Dataset excerpt
'''

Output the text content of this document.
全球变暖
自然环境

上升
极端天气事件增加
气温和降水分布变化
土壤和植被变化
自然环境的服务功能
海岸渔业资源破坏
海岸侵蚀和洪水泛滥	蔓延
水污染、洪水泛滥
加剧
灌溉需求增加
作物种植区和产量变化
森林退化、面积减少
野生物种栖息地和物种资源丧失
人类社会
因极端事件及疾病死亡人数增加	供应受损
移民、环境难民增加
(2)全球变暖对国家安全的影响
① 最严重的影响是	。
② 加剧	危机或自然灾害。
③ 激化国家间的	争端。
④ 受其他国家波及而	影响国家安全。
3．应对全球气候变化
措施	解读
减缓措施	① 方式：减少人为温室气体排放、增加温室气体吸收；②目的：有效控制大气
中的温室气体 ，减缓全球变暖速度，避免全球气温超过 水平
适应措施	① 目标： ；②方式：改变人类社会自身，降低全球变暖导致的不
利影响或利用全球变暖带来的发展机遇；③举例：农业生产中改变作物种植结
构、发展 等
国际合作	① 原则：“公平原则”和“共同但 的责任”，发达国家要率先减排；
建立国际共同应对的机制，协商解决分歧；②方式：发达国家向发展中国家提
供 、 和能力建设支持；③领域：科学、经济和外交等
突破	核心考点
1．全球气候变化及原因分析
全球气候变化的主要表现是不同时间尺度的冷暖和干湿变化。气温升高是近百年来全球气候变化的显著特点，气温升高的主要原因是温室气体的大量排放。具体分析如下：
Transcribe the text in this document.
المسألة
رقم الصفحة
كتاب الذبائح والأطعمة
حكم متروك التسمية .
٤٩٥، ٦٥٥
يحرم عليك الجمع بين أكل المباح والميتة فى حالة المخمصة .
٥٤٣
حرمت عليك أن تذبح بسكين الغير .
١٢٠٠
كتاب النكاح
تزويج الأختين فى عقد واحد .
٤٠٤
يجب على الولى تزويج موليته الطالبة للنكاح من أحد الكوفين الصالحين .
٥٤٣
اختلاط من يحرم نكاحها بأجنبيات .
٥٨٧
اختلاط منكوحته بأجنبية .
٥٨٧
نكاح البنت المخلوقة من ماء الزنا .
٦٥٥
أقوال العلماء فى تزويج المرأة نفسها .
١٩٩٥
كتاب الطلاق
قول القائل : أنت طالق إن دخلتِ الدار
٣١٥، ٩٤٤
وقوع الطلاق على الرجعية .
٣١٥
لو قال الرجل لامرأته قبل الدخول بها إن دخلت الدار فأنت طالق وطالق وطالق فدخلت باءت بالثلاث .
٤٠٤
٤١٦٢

'''

(Short exercise): Choose all lines containing the string "كتاب" and copy them out.

(Response below):
كتاب الذبائح والأطعمة
كتاب النكاح
كتاب الطلاق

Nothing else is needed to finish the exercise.